[Extracted data entries]
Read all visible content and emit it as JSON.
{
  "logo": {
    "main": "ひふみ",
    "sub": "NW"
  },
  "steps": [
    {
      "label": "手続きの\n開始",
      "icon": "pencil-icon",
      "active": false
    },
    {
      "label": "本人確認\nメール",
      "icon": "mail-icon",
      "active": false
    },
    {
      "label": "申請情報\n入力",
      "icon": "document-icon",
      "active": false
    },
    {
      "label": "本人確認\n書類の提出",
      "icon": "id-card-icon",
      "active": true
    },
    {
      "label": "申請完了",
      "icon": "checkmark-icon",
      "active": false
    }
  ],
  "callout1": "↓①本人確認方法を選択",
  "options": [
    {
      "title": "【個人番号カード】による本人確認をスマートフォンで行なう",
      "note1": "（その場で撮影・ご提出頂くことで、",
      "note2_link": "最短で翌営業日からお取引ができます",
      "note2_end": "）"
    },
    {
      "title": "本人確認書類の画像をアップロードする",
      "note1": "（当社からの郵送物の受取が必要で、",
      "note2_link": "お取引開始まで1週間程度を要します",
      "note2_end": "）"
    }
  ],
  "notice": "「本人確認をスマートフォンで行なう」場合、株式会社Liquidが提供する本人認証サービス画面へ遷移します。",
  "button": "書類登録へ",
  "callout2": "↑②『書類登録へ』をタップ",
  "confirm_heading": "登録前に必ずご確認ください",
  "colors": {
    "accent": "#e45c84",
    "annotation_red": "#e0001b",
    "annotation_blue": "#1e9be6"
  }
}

[Your objective] Return every line above that contains the word "title".

[Task solution]
      "title": "【個人番号カード】による本人確認をスマートフォンで行なう",
      "title": "本人確認書類の画像をアップロードする",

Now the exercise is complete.